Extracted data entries
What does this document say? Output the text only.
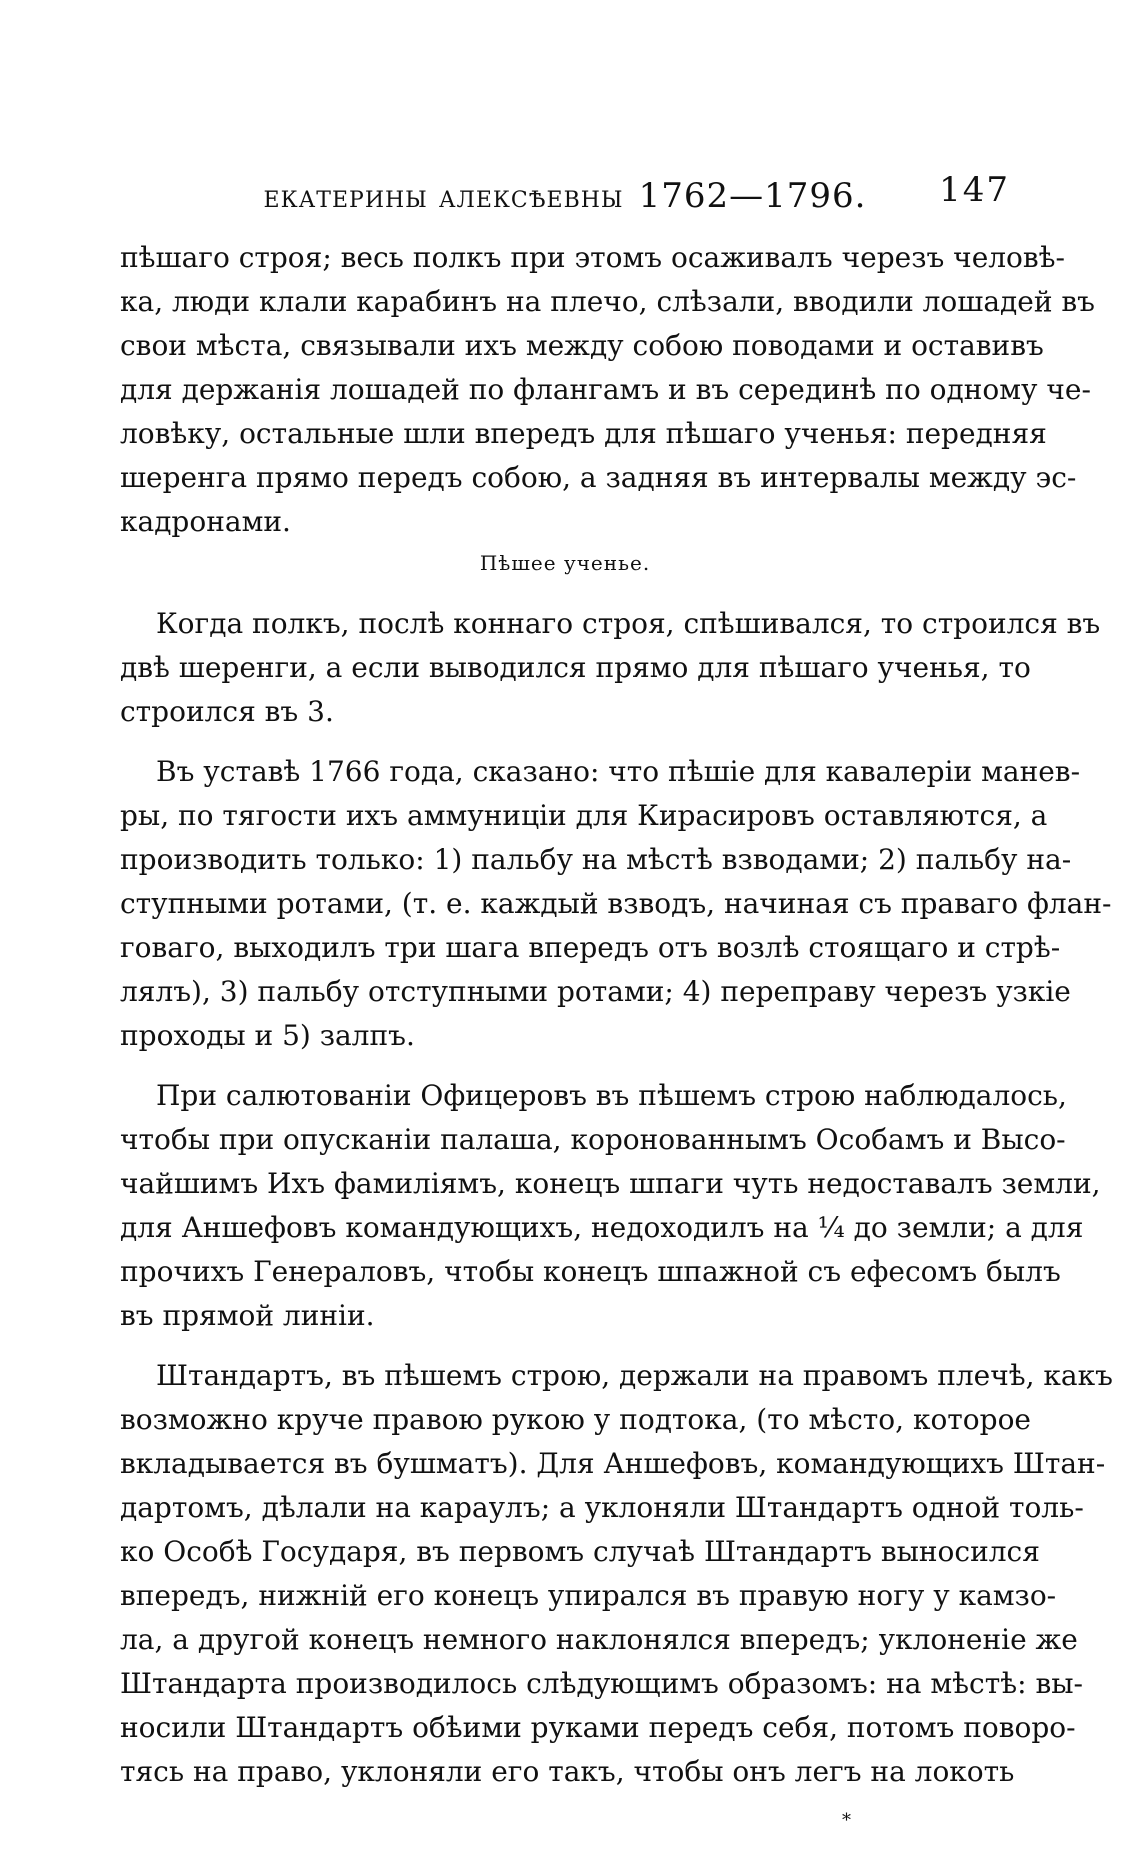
ЕКАТЕРИНЫ АЛЕКСѢЕВНЫ 1762—1796.	147
пѣшаго строя; весь полкъ при этомъ осаживалъ черезъ человѣ-
ка, люди клали карабинъ на плечо, слѣзали, вводили лошадей въ
свои мѣста, связывали ихъ между собою поводами и оставивъ
для держанія лошадей по флангамъ и въ серединѣ по одному че-
ловѣку, остальные шли впередъ для пѣшаго ученья: передняя
шеренга прямо передъ собою, а задняя въ интервалы между эс-
кадронами.
Пѣшее ученье.
Когда полкъ, послѣ коннаго строя, спѣшивался, то строился въ
двѣ шеренги, а если выводился прямо для пѣшаго ученья, то
строился въ 3.
Въ уставѣ 1766 года, сказано: что пѣшіе для кавалеріи манев-
ры, по тягости ихъ аммуниціи для Кирасировъ оставляются, а
производить только: 1) пальбу на мѣстѣ взводами; 2) пальбу на-
ступными ротами, (т. е. каждый взводъ, начиная съ праваго флан-
говаго, выходилъ три шага впередъ отъ возлѣ стоящаго и стрѣ-
лялъ), 3) пальбу отступными ротами; 4) переправу черезъ узкіе
проходы и 5) залпъ.
При салютованіи Офицеровъ въ пѣшемъ строю наблюдалось,
чтобы при опусканіи палаша, коронованнымъ Особамъ и Высо-
чайшимъ Ихъ фамиліямъ, конецъ шпаги чуть недоставалъ земли,
для Аншефовъ командующихъ, недоходилъ на ¼ до земли; а для
прочихъ Генераловъ, чтобы конецъ шпажной съ ефесомъ былъ
въ прямой линіи.
Штандартъ, въ пѣшемъ строю, держали на правомъ плечѣ, какъ
возможно круче правою рукою у подтока, (то мѣсто, которое
вкладывается въ бушматъ). Для Аншефовъ, командующихъ Штан-
дартомъ, дѣлали на караулъ; а уклоняли Штандартъ одной толь-
ко Особѣ Государя, въ первомъ случаѣ Штандартъ выносился
впередъ, нижній его конецъ упирался въ правую ногу у камзо-
ла, а другой конецъ немного наклонялся впередъ; уклоненіе же
Штандарта производилось слѣдующимъ образомъ: на мѣстѣ: вы-
носили Штандартъ обѣими руками передъ себя, потомъ поворо-
тясь на право, уклоняли его такъ, чтобы онъ легъ на локоть
*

** Written instruction **
In the data above, how many lines contain the string "конецъ"? Answer with the number only.

** Exercise solution **
4